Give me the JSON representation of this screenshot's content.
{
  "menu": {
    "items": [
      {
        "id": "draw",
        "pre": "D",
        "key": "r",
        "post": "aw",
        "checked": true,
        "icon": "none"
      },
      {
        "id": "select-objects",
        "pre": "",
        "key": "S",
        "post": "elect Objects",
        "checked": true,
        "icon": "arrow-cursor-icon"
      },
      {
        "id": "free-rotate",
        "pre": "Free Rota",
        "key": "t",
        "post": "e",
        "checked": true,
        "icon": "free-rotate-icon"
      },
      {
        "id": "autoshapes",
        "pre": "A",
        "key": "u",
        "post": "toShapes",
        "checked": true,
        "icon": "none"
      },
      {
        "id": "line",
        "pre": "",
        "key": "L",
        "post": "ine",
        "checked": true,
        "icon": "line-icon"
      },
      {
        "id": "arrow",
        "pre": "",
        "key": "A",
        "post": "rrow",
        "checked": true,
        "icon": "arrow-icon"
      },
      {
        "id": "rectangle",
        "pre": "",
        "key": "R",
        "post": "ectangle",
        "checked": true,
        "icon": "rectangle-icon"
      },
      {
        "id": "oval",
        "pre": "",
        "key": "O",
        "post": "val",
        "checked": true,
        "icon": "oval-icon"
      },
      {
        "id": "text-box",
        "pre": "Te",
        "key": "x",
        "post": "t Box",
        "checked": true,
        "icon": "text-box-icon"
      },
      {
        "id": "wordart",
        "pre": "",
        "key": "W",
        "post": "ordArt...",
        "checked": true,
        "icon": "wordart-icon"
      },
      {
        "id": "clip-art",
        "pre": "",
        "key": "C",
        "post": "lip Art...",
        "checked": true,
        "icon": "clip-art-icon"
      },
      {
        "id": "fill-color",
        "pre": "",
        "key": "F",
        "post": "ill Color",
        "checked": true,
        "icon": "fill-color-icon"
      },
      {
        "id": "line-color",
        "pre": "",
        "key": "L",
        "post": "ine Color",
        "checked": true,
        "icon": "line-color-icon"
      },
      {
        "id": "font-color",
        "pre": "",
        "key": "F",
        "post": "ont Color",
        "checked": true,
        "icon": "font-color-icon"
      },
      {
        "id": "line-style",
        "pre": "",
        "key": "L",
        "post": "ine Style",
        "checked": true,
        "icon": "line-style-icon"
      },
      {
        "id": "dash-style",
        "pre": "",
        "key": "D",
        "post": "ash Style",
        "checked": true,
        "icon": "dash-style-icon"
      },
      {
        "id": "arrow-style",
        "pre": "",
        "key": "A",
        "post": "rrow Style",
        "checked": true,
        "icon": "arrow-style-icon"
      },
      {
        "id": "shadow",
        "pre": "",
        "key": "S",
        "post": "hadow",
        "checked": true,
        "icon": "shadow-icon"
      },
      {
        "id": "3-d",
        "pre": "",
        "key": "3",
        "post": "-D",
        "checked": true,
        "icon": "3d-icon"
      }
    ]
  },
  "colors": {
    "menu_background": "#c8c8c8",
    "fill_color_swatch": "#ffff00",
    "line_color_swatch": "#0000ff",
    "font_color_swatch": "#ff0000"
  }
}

### Goal
Above are some records; repeat all of them exactly.

### Correct output
Give me the JSON representation of this screenshot's content.
{
  "menu": {
    "items": [
      {
        "id": "draw",
        "pre": "D",
        "key": "r",
        "post": "aw",
        "checked": true,
        "icon": "none"
      },
      {
        "id": "select-objects",
        "pre": "",
        "key": "S",
        "post": "elect Objects",
        "checked": true,
        "icon": "arrow-cursor-icon"
      },
      {
        "id": "free-rotate",
        "pre": "Free Rota",
        "key": "t",
        "post": "e",
        "checked": true,
        "icon": "free-rotate-icon"
      },
      {
        "id": "autoshapes",
        "pre": "A",
        "key": "u",
        "post": "toShapes",
        "checked": true,
        "icon": "none"
      },
      {
        "id": "line",
        "pre": "",
        "key": "L",
        "post": "ine",
        "checked": true,
        "icon": "line-icon"
      },
      {
        "id": "arrow",
        "pre": "",
        "key": "A",
        "post": "rrow",
        "checked": true,
        "icon": "arrow-icon"
      },
      {
        "id": "rectangle",
        "pre": "",
        "key": "R",
        "post": "ectangle",
        "checked": true,
        "icon": "rectangle-icon"
      },
      {
        "id": "oval",
        "pre": "",
        "key": "O",
        "post": "val",
        "checked": true,
        "icon": "oval-icon"
      },
      {
        "id": "text-box",
        "pre": "Te",
        "key": "x",
        "post": "t Box",
        "checked": true,
        "icon": "text-box-icon"
      },
      {
        "id": "wordart",
        "pre": "",
        "key": "W",
        "post": "ordArt...",
        "checked": true,
        "icon": "wordart-icon"
      },
      {
        "id": "clip-art",
        "pre": "",
        "key": "C",
        "post": "lip Art...",
        "checked": true,
        "icon": "clip-art-icon"
      },
      {
        "id": "fill-color",
        "pre": "",
        "key": "F",
        "post": "ill Color",
        "checked": true,
        "icon": "fill-color-icon"
      },
      {
        "id": "line-color",
        "pre": "",
        "key": "L",
        "post": "ine Color",
        "checked": true,
        "icon": "line-color-icon"
      },
      {
        "id": "font-color",
        "pre": "",
        "key": "F",
        "post": "ont Color",
        "checked": true,
        "icon": "font-color-icon"
      },
      {
        "id": "line-style",
        "pre": "",
        "key": "L",
        "post": "ine Style",
        "checked": true,
        "icon": "line-style-icon"
      },
      {
        "id": "dash-style",
        "pre": "",
        "key": "D",
        "post": "ash Style",
        "checked": true,
        "icon": "dash-style-icon"
      },
      {
        "id": "arrow-style",
        "pre": "",
        "key": "A",
        "post": "rrow Style",
        "checked": true,
        "icon": "arrow-style-icon"
      },
      {
        "id": "shadow",
        "pre": "",
        "key": "S",
        "post": "hadow",
        "checked": true,
        "icon": "shadow-icon"
      },
      {
        "id": "3-d",
        "pre": "",
        "key": "3",
        "post": "-D",
        "checked": true,
        "icon": "3d-icon"
      }
    ]
  },
  "colors": {
    "menu_background": "#c8c8c8",
    "fill_color_swatch": "#ffff00",
    "line_color_swatch": "#0000ff",
    "font_color_swatch": "#ff0000"
  }
}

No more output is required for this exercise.